Go through the listing and return every line with "this" in it.

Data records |
============

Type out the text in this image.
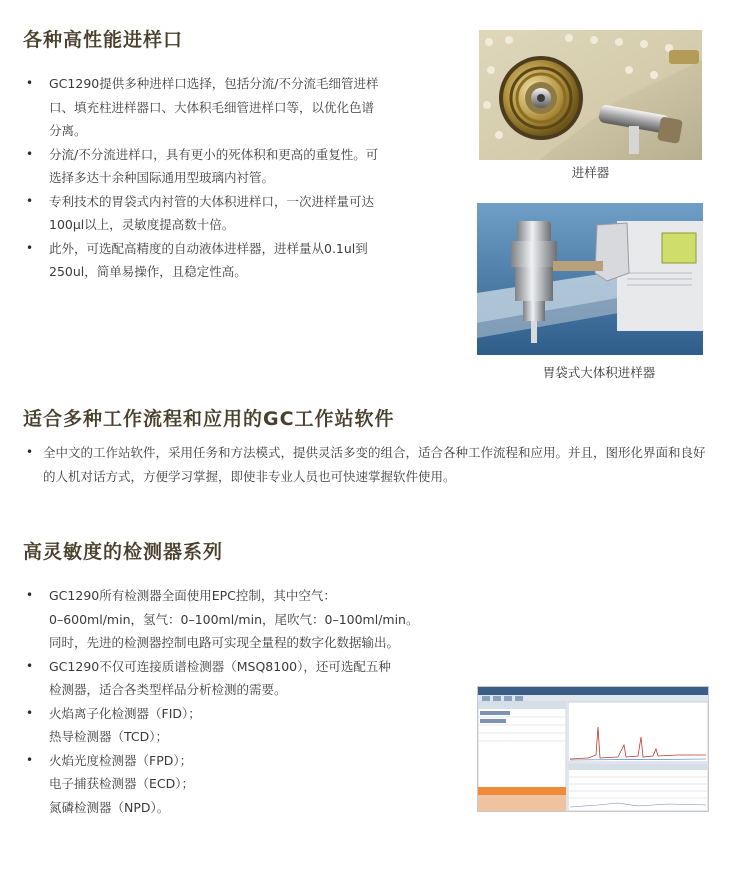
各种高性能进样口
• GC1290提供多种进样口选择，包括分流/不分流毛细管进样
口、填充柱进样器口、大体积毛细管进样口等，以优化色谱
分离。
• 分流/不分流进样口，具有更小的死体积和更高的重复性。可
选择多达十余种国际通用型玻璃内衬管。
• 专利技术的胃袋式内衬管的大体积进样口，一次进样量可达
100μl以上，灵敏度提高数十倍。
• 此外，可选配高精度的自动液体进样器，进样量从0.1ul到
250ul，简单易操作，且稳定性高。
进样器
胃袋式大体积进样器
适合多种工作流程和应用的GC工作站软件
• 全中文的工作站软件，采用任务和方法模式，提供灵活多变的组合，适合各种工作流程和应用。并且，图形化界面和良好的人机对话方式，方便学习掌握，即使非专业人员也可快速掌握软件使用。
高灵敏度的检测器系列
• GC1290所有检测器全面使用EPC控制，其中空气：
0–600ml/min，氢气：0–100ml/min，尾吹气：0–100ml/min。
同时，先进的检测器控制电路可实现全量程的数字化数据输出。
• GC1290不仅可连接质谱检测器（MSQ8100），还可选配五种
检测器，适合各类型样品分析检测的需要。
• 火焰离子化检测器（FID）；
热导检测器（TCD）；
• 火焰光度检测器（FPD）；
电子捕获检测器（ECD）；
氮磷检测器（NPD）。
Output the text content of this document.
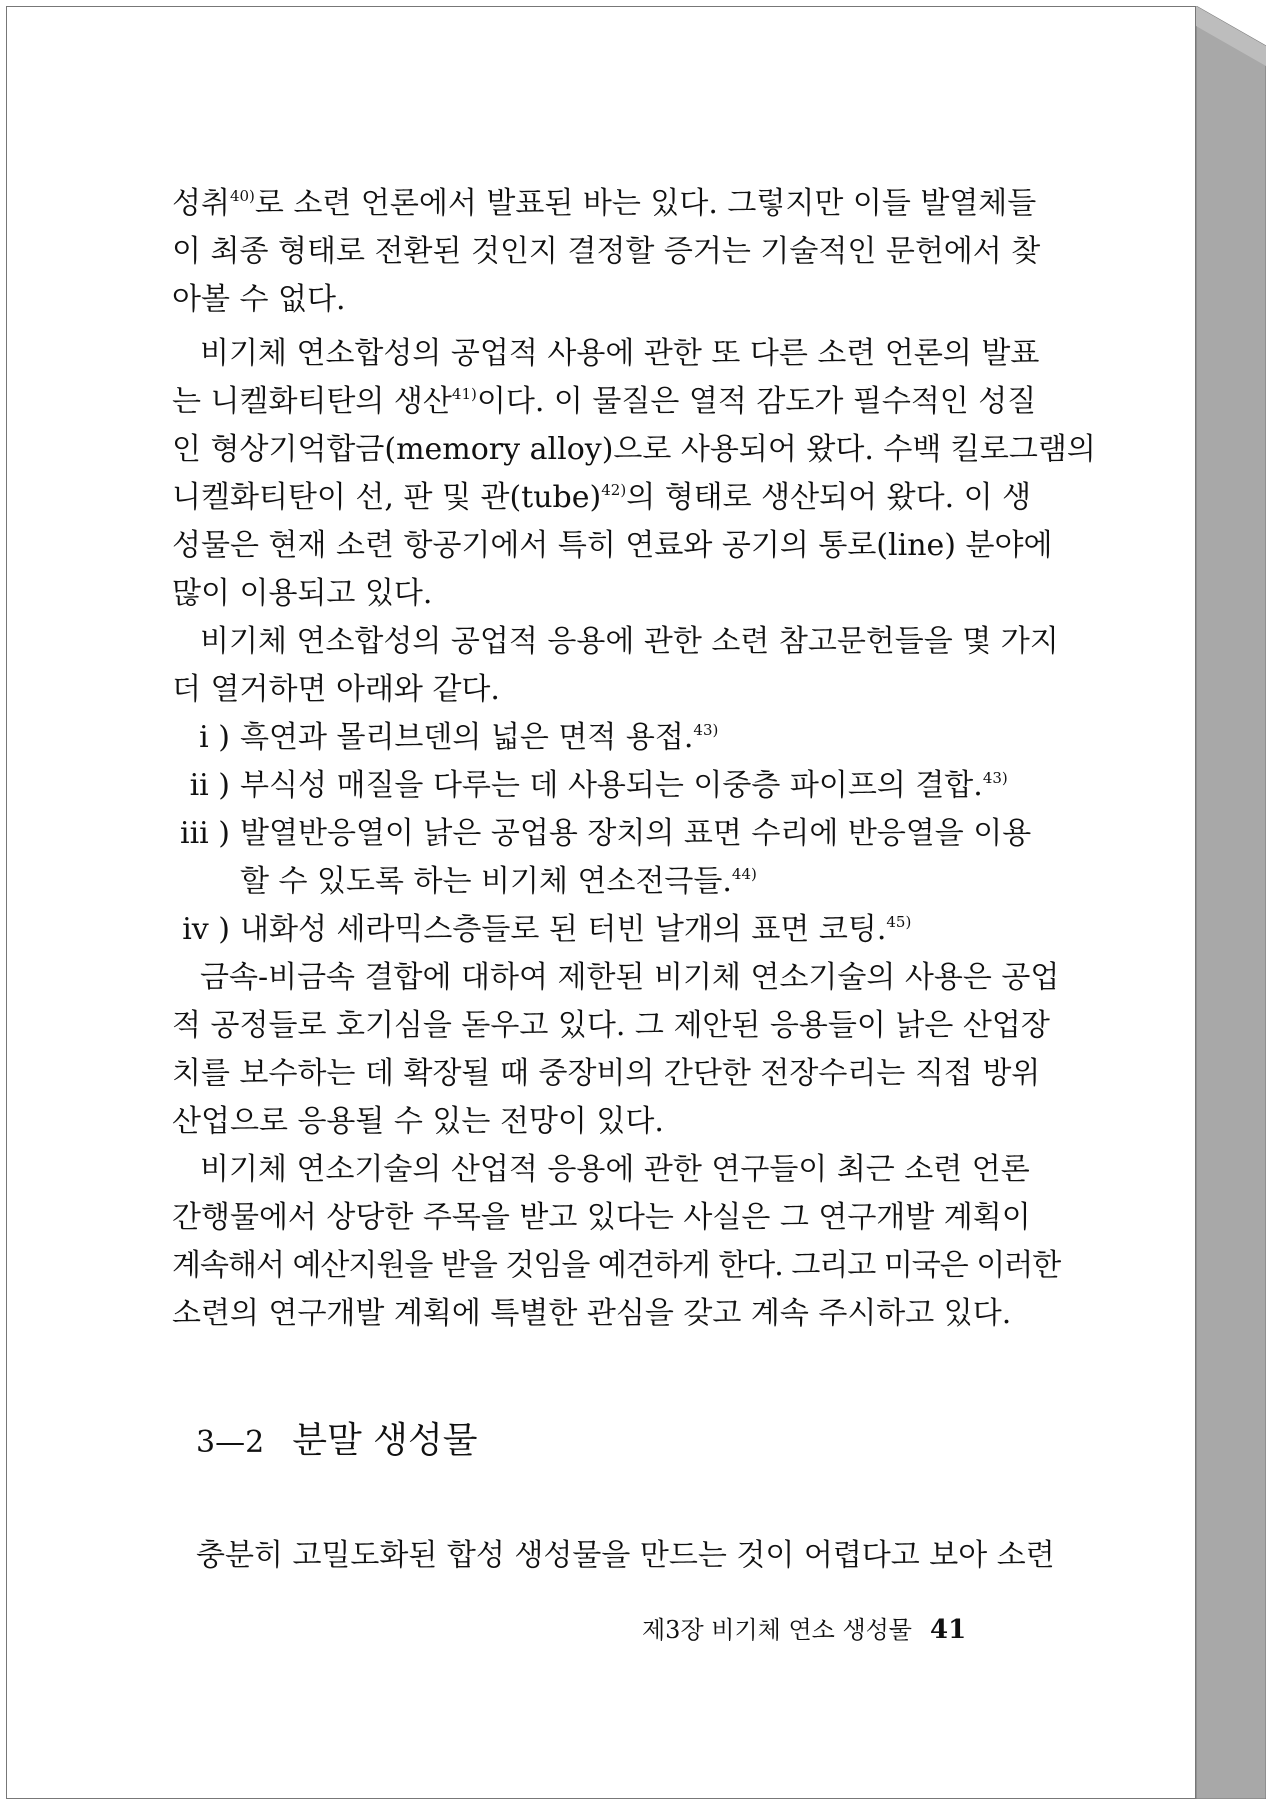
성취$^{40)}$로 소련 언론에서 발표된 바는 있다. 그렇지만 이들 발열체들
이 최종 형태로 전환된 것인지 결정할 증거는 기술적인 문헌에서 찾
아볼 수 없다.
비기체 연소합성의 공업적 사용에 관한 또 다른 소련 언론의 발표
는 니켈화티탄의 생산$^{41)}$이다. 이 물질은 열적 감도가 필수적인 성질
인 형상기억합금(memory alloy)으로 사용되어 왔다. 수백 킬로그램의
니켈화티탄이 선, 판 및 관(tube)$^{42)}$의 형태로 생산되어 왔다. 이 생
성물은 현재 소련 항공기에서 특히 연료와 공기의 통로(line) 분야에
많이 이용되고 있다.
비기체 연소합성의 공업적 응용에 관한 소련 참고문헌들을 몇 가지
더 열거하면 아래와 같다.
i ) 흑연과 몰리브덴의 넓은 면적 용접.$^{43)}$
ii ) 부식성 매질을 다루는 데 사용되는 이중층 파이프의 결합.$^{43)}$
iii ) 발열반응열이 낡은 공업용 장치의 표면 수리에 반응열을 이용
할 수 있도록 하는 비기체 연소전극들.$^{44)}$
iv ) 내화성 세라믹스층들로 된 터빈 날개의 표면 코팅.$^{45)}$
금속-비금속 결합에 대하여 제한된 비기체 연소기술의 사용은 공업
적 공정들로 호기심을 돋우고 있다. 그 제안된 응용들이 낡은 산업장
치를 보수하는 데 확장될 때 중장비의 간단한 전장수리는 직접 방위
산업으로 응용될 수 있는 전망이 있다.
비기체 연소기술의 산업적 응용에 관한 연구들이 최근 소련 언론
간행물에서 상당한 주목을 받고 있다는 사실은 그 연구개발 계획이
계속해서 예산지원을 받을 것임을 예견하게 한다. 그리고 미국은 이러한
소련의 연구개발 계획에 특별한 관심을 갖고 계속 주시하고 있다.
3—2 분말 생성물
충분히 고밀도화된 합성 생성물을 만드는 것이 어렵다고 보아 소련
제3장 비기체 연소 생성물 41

============

Task answer |
Type out the text in this image.
Output the text content of this document.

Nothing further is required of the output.